--- DATA ROWS ---
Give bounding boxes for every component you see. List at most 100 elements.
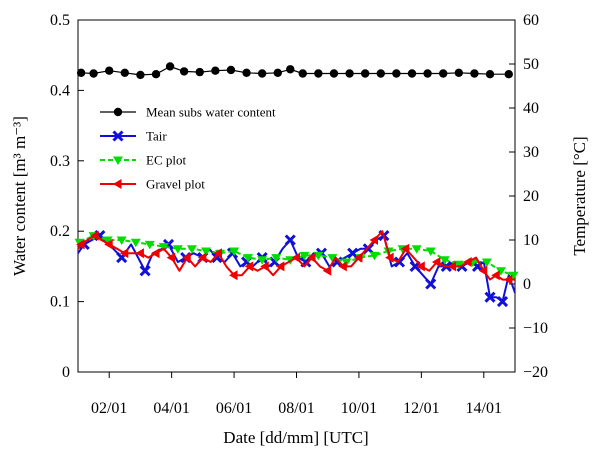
data-point — [195, 67, 204, 77]
y-left-tick-label: 0.4 — [50, 82, 70, 99]
data-point — [481, 258, 492, 267]
y-right-tick-label: 30 — [523, 144, 539, 161]
data-point — [229, 270, 238, 281]
x-axis-title: Date [dd/mm] [UTC] — [223, 428, 368, 447]
x-tick-label: 04/01 — [153, 400, 189, 417]
data-point — [423, 69, 432, 78]
data-point — [503, 274, 513, 285]
y-left-tick-label: 0.1 — [50, 294, 70, 311]
data-point — [119, 248, 129, 259]
data-point — [392, 69, 401, 78]
legend-label: Gravel plot — [146, 177, 205, 192]
legend-label: Tair — [146, 129, 167, 144]
data-point — [244, 261, 254, 272]
data-point — [291, 252, 300, 263]
y-left-tick-label: 0.5 — [50, 12, 70, 29]
data-point — [229, 247, 240, 256]
x-tick-label: 10/01 — [341, 400, 377, 417]
data-point — [226, 65, 236, 75]
data-point — [151, 248, 160, 259]
legend: Mean subs water content Tair EC plot Gravel… — [100, 105, 276, 192]
data-point — [197, 252, 207, 263]
data-point — [102, 236, 113, 245]
data-point — [307, 252, 316, 263]
y-axis-right-title: Temperature [°C] — [570, 136, 589, 255]
data-point — [200, 247, 211, 256]
y-right-tick-label: −20 — [523, 364, 548, 381]
data-point — [447, 261, 457, 272]
data-point — [116, 236, 127, 245]
data-point — [416, 261, 425, 272]
x-tick-label: 14/01 — [466, 400, 502, 417]
data-point — [89, 69, 98, 78]
data-point — [186, 245, 197, 254]
data-point — [439, 256, 450, 265]
data-point — [425, 278, 437, 290]
data-point — [136, 70, 145, 80]
y-left-tick-label: 0.3 — [50, 153, 70, 170]
data-point — [257, 69, 267, 78]
data-point — [504, 70, 513, 79]
data-point — [385, 252, 394, 263]
data-point — [243, 254, 254, 263]
data-point — [485, 70, 495, 79]
data-point — [313, 251, 324, 261]
data-point — [158, 243, 169, 252]
data-point — [120, 68, 130, 78]
data-point — [211, 66, 220, 75]
data-point — [275, 261, 285, 272]
data-point — [139, 265, 151, 277]
data-point — [286, 65, 295, 74]
data-point — [453, 260, 464, 270]
data-point — [273, 68, 282, 78]
y-right-tick-label: 40 — [523, 100, 539, 117]
data-point — [284, 234, 296, 246]
data-point — [411, 245, 422, 254]
data-point — [105, 66, 114, 75]
data-point — [463, 257, 472, 267]
x-tick-label: 08/01 — [278, 400, 314, 417]
data-point — [257, 256, 268, 265]
data-point — [491, 270, 500, 281]
data-point — [166, 252, 176, 263]
data-point — [400, 243, 410, 254]
x-tick-label: 06/01 — [216, 400, 252, 417]
data-point — [329, 69, 339, 78]
series-0 — [76, 62, 513, 80]
data-point — [470, 69, 479, 78]
data-point — [242, 68, 251, 78]
y-right-tick-label: 0 — [523, 276, 531, 293]
y-right-tick-label: 50 — [523, 56, 539, 73]
data-point — [353, 252, 363, 263]
y-right-tick-label: 60 — [523, 12, 539, 29]
y-left-tick-label: 0.2 — [50, 223, 70, 240]
data-point — [454, 68, 464, 78]
data-point — [314, 69, 323, 78]
data-point — [90, 230, 99, 241]
y-axis-left: 0 0.1 0.2 0.3 0.4 0.5 — [50, 12, 84, 381]
x-axis: 02/01 04/01 06/01 08/01 10/01 12/01 14/01 — [91, 372, 502, 417]
data-point — [76, 68, 86, 78]
data-point — [298, 69, 307, 78]
legend-label: EC plot — [146, 153, 186, 168]
y-left-tick-label: 0 — [62, 364, 70, 381]
legend-marker — [113, 179, 122, 189]
data-point — [165, 62, 175, 71]
data-point — [425, 247, 436, 256]
data-point — [431, 257, 441, 267]
data-point — [260, 261, 269, 272]
data-point — [407, 69, 417, 78]
x-tick-label: 02/01 — [91, 400, 127, 417]
data-point — [360, 69, 370, 78]
data-point — [327, 254, 338, 263]
data-point — [347, 247, 359, 259]
legend-label: Mean subs water content — [146, 105, 276, 120]
y-axis-left-title: Water content [m³ m⁻³] — [10, 116, 29, 276]
data-point — [151, 70, 161, 79]
y-axis-right: −20 −10 0 10 20 30 40 50 60 — [509, 12, 548, 381]
series-3 — [76, 230, 515, 285]
y-right-tick-label: 20 — [523, 188, 539, 205]
series-layer — [74, 62, 519, 308]
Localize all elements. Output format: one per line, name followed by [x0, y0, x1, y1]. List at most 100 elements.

--- THE TASK ---
Rewrite the lines of the items above, replacing "data-point" with "point" wherever it occurs and leaving everything else unchanged. Leave out the pictures.

--- RESPONSE ---
Give bounding boxes for every component you see. List at most 100 elements.
point — [195, 67, 204, 77]
y-left-tick-label: 0.4 — [50, 82, 70, 99]
point — [481, 258, 492, 267]
y-right-tick-label: 30 — [523, 144, 539, 161]
point — [229, 270, 238, 281]
x-axis-title: Date [dd/mm] [UTC] — [223, 428, 368, 447]
x-tick-label: 04/01 — [153, 400, 189, 417]
point — [423, 69, 432, 78]
point — [503, 274, 513, 285]
y-left-tick-label: 0.1 — [50, 294, 70, 311]
point — [119, 248, 129, 259]
point — [392, 69, 401, 78]
legend-label: Gravel plot — [146, 177, 205, 192]
legend-label: Tair — [146, 129, 167, 144]
point — [244, 261, 254, 272]
point — [291, 252, 300, 263]
y-left-tick-label: 0.5 — [50, 12, 70, 29]
point — [229, 247, 240, 256]
x-tick-label: 10/01 — [341, 400, 377, 417]
point — [226, 65, 236, 75]
point — [151, 248, 160, 259]
legend: Mean subs water content Tair EC plot Gravel… — [100, 105, 276, 192]
point — [197, 252, 207, 263]
point — [102, 236, 113, 245]
point — [307, 252, 316, 263]
y-axis-right-title: Temperature [°C] — [570, 136, 589, 255]
point — [200, 247, 211, 256]
y-right-tick-label: −20 — [523, 364, 548, 381]
point — [447, 261, 457, 272]
point — [116, 236, 127, 245]
point — [416, 261, 425, 272]
x-tick-label: 14/01 — [466, 400, 502, 417]
point — [89, 69, 98, 78]
point — [186, 245, 197, 254]
point — [439, 256, 450, 265]
point — [425, 278, 437, 290]
point — [136, 70, 145, 80]
y-left-tick-label: 0.3 — [50, 153, 70, 170]
point — [257, 69, 267, 78]
point — [504, 70, 513, 79]
point — [385, 252, 394, 263]
point — [243, 254, 254, 263]
point — [485, 70, 495, 79]
point — [313, 251, 324, 261]
point — [158, 243, 169, 252]
point — [120, 68, 130, 78]
point — [211, 66, 220, 75]
point — [275, 261, 285, 272]
point — [139, 265, 151, 277]
point — [286, 65, 295, 74]
point — [453, 260, 464, 270]
point — [273, 68, 282, 78]
y-right-tick-label: 40 — [523, 100, 539, 117]
point — [284, 234, 296, 246]
point — [411, 245, 422, 254]
point — [105, 66, 114, 75]
point — [463, 257, 472, 267]
x-tick-label: 08/01 — [278, 400, 314, 417]
point — [257, 256, 268, 265]
point — [491, 270, 500, 281]
point — [166, 252, 176, 263]
point — [400, 243, 410, 254]
x-tick-label: 06/01 — [216, 400, 252, 417]
point — [329, 69, 339, 78]
series-0 — [76, 62, 513, 80]
point — [470, 69, 479, 78]
point — [242, 68, 251, 78]
y-right-tick-label: 0 — [523, 276, 531, 293]
y-right-tick-label: 50 — [523, 56, 539, 73]
point — [353, 252, 363, 263]
y-right-tick-label: 60 — [523, 12, 539, 29]
y-left-tick-label: 0.2 — [50, 223, 70, 240]
point — [454, 68, 464, 78]
point — [314, 69, 323, 78]
point — [90, 230, 99, 241]
y-axis-left: 0 0.1 0.2 0.3 0.4 0.5 — [50, 12, 84, 381]
x-axis: 02/01 04/01 06/01 08/01 10/01 12/01 14/01 — [91, 372, 502, 417]
point — [76, 68, 86, 78]
point — [298, 69, 307, 78]
legend-label: EC plot — [146, 153, 186, 168]
y-left-tick-label: 0 — [62, 364, 70, 381]
legend-marker — [113, 179, 122, 189]
point — [165, 62, 175, 71]
point — [425, 247, 436, 256]
point — [431, 257, 441, 267]
point — [260, 261, 269, 272]
point — [407, 69, 417, 78]
x-tick-label: 02/01 — [91, 400, 127, 417]
point — [360, 69, 370, 78]
point — [327, 254, 338, 263]
point — [347, 247, 359, 259]
legend-label: Mean subs water content — [146, 105, 276, 120]
y-axis-left-title: Water content [m³ m⁻³] — [10, 116, 29, 276]
point — [151, 70, 161, 79]
y-axis-right: −20 −10 0 10 20 30 40 50 60 — [509, 12, 548, 381]
series-3 — [76, 230, 515, 285]
y-right-tick-label: 20 — [523, 188, 539, 205]
series-layer — [74, 62, 519, 308]
Localize all elements. Output format: one per line, name followed by [x0, y0, x1, y1]. List at most 100 elements.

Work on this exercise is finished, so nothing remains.